▶ [WHAT YOU NEED TO DO]
[1] Rewrite the passage of the family business governance article starting at "While this is" and ending at "business as well.", with "sisters" changed to "siblings".
[2] Carry the article on governance conflict in family businesses forward from its last sentence.

▶ [EXTRACT TO READ]
When Your Family Business Has a Conflict Over Governance

Summary: Conflict is often resolvable if you know where it’s coming from and why it exists. But too often, in family businesses, the senior generation inadvertently sets the next generation up for structural conflict that arises not from behaviors or relationships, but from governance structures, including legal agreements and how ownership is distributed. But your family business doesn’t have to be doomed to living with baked-in structural conflict. Whether you’re a senior owner trying to set the next generation up for success or you’re inheriting a family business, you can uncover hidden structural conflicts to ensure a path to effective and productive decision-making with your fellow family member owners.

“Maybe we should just sell this thing,” Connor lamented to his brother Liam as they departed the spring owner meeting of their family’s heavy-equipment business. For the fifth quarterly meeting in a row, discussions with their siblings, Dan and Matt, about refreshing their independent board members had ended in a stalemate. “How can we ever resolve this impasse if we’re not speaking outside of the meeting?”

Four years earlier, the Shipp* brothers were very close. They were the third generation to work in the business, they enjoyed discussing big decisions, and they always came to agreement. When their father died unexpectedly, the family wasn’t worried about what would happen next: Their parents had gifted all shares of the business equally to each of their four children as part of their estate plan. And, since the brothers got along, their father reasoned that requiring 76% approval for major decisions wouldn’t ever be a problem for the brothers or the business, so he enshrined it in the company’s legal documents.

But that formal legal requirement—which essentially meant all four brothers would need to agree on any major decision—set a dangerous and often unattainable threshold, especially after a particularly acrimonious and poorly performing acquisition led to the brothers breaking off into warring factions. No one fully understood what a stabilizing force their father had been, especially his ability to bring individual dissenters toward consensus. In his absence, misunderstandings and accusations flew increasingly freely, and the brothers became unable to unanimously agree on any meaningful change for years. Their relationships worsened, while the business was quickly stagnating, losing market share, hemorrhaging customers, and experiencing significant profit declines.

The Shipp family’s experience is not that uncommon. Sometimes the best intentions of the senior generation inadvertently set their next generation up for what we call “structural conflict”: conflict that arises not from behaviors or relationships, but from governance structures, including legal agreements and how ownership is distributed.

But your family business doesn’t have to be doomed to living with baked-in structural conflict. Whether you’re the senior generation of owners trying to set the next generation up for success or you’re the next generation inheriting a family business, you can uncover hidden structural conflicts to ensure a path to effective and productive decision-making.

Sources of Structural Conflict

Oftentimes disagreements among family members are assumed to stem from one or more bad actors in the system—individuals who are distrustful, unduly obstinate, or hell bent on arguing.

While this is sometimes the case, far more often we find the disagreement derives from an underlying structural conflict, which can arise in several ways.

With the Shipp family, structural conflict reared its head due to issues of control. We saw a similar situation in a French confectionery we worked with. The two sisters who owned the business reached an agreement on what would happen if either wanted to end their partnership. They were guided by “one cuts, the other chooses”—a rule of thumb for dividing desserts, ensuring that the cutter will make sure both pieces are exactly the same size so the chooser doesn’t get the option for a bigger slice. This approach had worked for them as children, so they reasoned it would work in business as well.

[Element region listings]

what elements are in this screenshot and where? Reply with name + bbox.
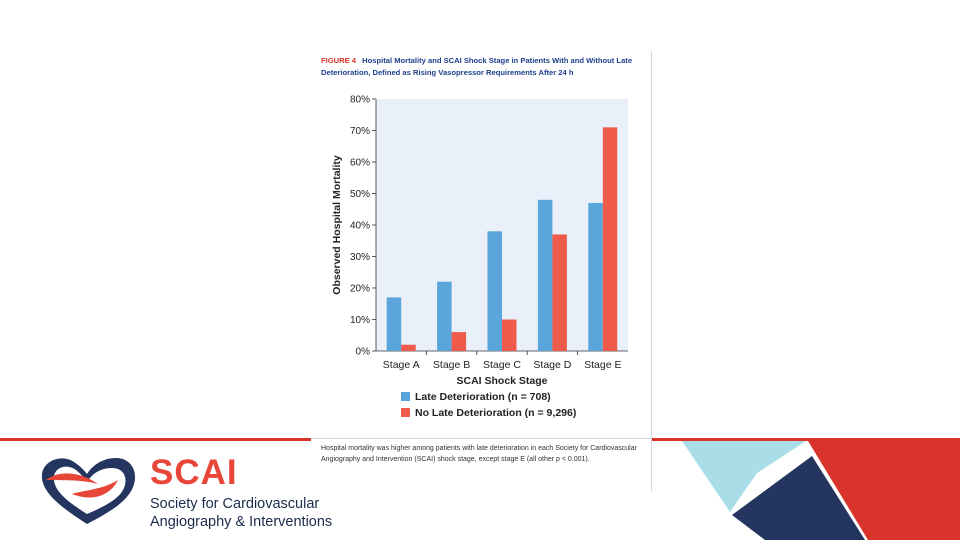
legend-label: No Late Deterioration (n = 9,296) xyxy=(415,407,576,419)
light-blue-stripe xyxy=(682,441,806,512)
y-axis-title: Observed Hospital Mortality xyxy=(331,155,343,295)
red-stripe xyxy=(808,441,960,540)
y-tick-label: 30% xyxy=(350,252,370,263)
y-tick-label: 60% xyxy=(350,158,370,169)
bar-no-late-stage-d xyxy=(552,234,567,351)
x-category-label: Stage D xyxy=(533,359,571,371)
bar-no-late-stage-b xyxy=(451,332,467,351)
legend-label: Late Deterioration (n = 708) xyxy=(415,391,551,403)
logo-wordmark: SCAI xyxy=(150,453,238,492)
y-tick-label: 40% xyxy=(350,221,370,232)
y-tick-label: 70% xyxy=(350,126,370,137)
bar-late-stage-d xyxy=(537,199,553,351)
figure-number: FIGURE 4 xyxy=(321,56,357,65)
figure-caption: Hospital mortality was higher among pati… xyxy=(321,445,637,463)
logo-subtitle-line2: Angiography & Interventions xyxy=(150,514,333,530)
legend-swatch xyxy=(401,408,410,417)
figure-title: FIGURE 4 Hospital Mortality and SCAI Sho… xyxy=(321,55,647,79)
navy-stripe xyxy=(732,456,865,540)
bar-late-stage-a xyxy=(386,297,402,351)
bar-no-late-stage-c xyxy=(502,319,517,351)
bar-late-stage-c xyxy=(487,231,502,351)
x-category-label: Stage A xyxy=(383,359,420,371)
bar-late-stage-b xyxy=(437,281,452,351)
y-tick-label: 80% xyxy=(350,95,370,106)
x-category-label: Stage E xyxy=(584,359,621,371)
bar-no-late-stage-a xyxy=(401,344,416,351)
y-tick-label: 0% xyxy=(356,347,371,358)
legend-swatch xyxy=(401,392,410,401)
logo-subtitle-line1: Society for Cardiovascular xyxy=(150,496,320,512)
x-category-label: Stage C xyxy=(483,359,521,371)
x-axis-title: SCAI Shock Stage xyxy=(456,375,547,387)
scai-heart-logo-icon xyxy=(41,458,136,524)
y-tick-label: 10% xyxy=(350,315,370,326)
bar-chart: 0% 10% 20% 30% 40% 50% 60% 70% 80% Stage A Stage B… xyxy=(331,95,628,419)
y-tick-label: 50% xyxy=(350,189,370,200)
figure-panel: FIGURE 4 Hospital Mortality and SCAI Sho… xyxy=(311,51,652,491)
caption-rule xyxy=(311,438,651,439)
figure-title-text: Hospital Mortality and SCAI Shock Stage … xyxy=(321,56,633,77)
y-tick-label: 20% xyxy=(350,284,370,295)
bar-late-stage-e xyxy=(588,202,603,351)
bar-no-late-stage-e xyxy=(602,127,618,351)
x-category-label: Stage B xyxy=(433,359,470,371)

▶ [TASK-BY-TASK OUTPUTS]
[1]
While this is sometimes the case, far more often we find the disagreement derives from an underlying structural conflict, which can arise in several ways.

With the Shipp family, structural conflict reared its head due to issues of control. We saw a similar situation in a French confectionery we worked with. The two siblings who owned the business reached an agreement on what would happen if either wanted to end their partnership. They were guided by “one cuts, the other chooses”—a rule of thumb for dividing desserts, ensuring that the cutter will make sure both pieces are exactly the same size so the chooser doesn’t get the option for a bigger slice. This approach had worked for them as children, so they reasoned it would work in business as well.

[2]
According to their partnership agreement, either sister could deliver a sale notice that included a sale price. That notice would trigger a 90-day period where the other sister would have to decide either to sell her 50% interest at the sale price or buy out her sister’s interest at the sale price. They believed that such an agreement would ensure that a sale would be fair to both sides.

But years later, after the business was prominently featured in the series finale of a hit HBO TV series, business was booming beyond their wildest expectations, with a rapidly expanding international footprint. Ironically, just as the business was thriving, each sister felt a rising sense of paranoia. At any moment one sister could name a price that would force a huge decision. How could they buy out their sister with the business having increased so much in value? Would this mean they could be forced out of the partnership if the other sister named too high a price?

The confectionery’s leadership team and suppliers could see that something had shifted between the sisters. But since they had no idea about the sale-notice provision, they just assumed the sisters were no longer getting along. In fact, structural conflict was really to blame: The sale notice was like a nuclear button that either sister could press at any moment.

Other drivers of structural conflict include economic interests and organizational design. One senior generation of a family business split it into three separate entities, giving each of their daughters a larger interest in one company plus a smaller interest in their sisters’ businesses. Because of their economics, each sister was incentivized to compete (often unproductively) for investment dollars and resources for their own business, frequently to the detriment of the whole, and occasionally to their own detriment (e.g., when one sister’s business delivered a more attractive risk-adjusted return). Instead of supporting one another, this structural conflict made them competitors for capital.

Structural conflict based on control, economics, or design often builds up over time. Perceived slights, the stories of which are passed down to future generations, can entrench the structural conflict, embedding narratives of “us vs. them.”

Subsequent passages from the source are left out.